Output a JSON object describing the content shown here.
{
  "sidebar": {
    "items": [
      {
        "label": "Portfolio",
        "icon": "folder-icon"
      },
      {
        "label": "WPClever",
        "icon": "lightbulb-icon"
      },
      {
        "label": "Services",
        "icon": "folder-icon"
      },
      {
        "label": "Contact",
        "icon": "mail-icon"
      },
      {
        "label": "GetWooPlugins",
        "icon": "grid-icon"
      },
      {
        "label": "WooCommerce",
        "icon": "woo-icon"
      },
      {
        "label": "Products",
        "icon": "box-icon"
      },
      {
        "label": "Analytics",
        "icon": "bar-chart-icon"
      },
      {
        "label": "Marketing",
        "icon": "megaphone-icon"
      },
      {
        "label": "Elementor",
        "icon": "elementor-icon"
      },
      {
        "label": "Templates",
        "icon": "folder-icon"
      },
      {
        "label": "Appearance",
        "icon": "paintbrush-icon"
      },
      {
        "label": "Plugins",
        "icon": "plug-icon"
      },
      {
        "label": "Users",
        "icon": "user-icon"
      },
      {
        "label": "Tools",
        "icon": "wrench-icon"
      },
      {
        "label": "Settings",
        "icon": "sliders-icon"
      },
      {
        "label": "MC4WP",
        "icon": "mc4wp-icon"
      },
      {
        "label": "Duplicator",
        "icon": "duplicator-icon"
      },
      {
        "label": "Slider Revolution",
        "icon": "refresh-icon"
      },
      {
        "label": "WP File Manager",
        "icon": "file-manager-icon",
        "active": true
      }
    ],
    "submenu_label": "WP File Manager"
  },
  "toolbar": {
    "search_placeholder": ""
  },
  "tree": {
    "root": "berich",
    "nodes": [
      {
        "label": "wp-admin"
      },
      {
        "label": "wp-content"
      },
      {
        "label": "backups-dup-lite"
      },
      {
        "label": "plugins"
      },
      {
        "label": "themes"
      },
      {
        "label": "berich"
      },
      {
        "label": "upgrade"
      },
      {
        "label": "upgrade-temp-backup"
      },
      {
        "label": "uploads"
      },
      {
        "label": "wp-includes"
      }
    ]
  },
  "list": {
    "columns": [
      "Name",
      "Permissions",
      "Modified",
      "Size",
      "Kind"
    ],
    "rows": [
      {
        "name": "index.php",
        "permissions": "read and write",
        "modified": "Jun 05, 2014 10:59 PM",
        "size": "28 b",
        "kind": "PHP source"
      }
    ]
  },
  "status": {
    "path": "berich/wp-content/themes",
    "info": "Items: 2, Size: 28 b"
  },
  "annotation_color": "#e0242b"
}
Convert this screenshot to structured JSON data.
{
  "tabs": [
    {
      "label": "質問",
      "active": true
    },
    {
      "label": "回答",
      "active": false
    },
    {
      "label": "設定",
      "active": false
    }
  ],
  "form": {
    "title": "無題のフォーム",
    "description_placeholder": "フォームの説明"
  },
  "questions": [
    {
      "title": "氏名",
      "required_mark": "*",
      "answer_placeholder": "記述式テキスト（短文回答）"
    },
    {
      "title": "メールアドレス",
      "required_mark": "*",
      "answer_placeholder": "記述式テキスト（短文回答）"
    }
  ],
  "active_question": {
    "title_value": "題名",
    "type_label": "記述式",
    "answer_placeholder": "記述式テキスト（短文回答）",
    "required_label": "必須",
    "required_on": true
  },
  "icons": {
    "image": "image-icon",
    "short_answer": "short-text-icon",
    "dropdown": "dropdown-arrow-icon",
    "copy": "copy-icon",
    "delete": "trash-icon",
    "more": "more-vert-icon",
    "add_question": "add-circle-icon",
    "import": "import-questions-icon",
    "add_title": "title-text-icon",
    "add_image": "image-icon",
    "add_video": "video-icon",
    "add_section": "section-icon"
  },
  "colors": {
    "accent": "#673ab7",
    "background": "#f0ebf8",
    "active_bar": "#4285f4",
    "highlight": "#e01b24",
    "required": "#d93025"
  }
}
◆ ◆ ◆ ◆ ◆ ◆ ◆
Locate the line that contains "Convert this screenshot". Repeat it and every line after it, up to and including the final line, exactly.

**Answer for this exercise**
Convert this screenshot to structured JSON data.
{
  "tabs": [
    {
      "label": "質問",
      "active": true
    },
    {
      "label": "回答",
      "active": false
    },
    {
      "label": "設定",
      "active": false
    }
  ],
  "form": {
    "title": "無題のフォーム",
    "description_placeholder": "フォームの説明"
  },
  "questions": [
    {
      "title": "氏名",
      "required_mark": "*",
      "answer_placeholder": "記述式テキスト（短文回答）"
    },
    {
      "title": "メールアドレス",
      "required_mark": "*",
      "answer_placeholder": "記述式テキスト（短文回答）"
    }
  ],
  "active_question": {
    "title_value": "題名",
    "type_label": "記述式",
    "answer_placeholder": "記述式テキスト（短文回答）",
    "required_label": "必須",
    "required_on": true
  },
  "icons": {
    "image": "image-icon",
    "short_answer": "short-text-icon",
    "dropdown": "dropdown-arrow-icon",
    "copy": "copy-icon",
    "delete": "trash-icon",
    "more": "more-vert-icon",
    "add_question": "add-circle-icon",
    "import": "import-questions-icon",
    "add_title": "title-text-icon",
    "add_image": "image-icon",
    "add_video": "video-icon",
    "add_section": "section-icon"
  },
  "colors": {
    "accent": "#673ab7",
    "background": "#f0ebf8",
    "active_bar": "#4285f4",
    "highlight": "#e01b24",
    "required": "#d93025"
  }
}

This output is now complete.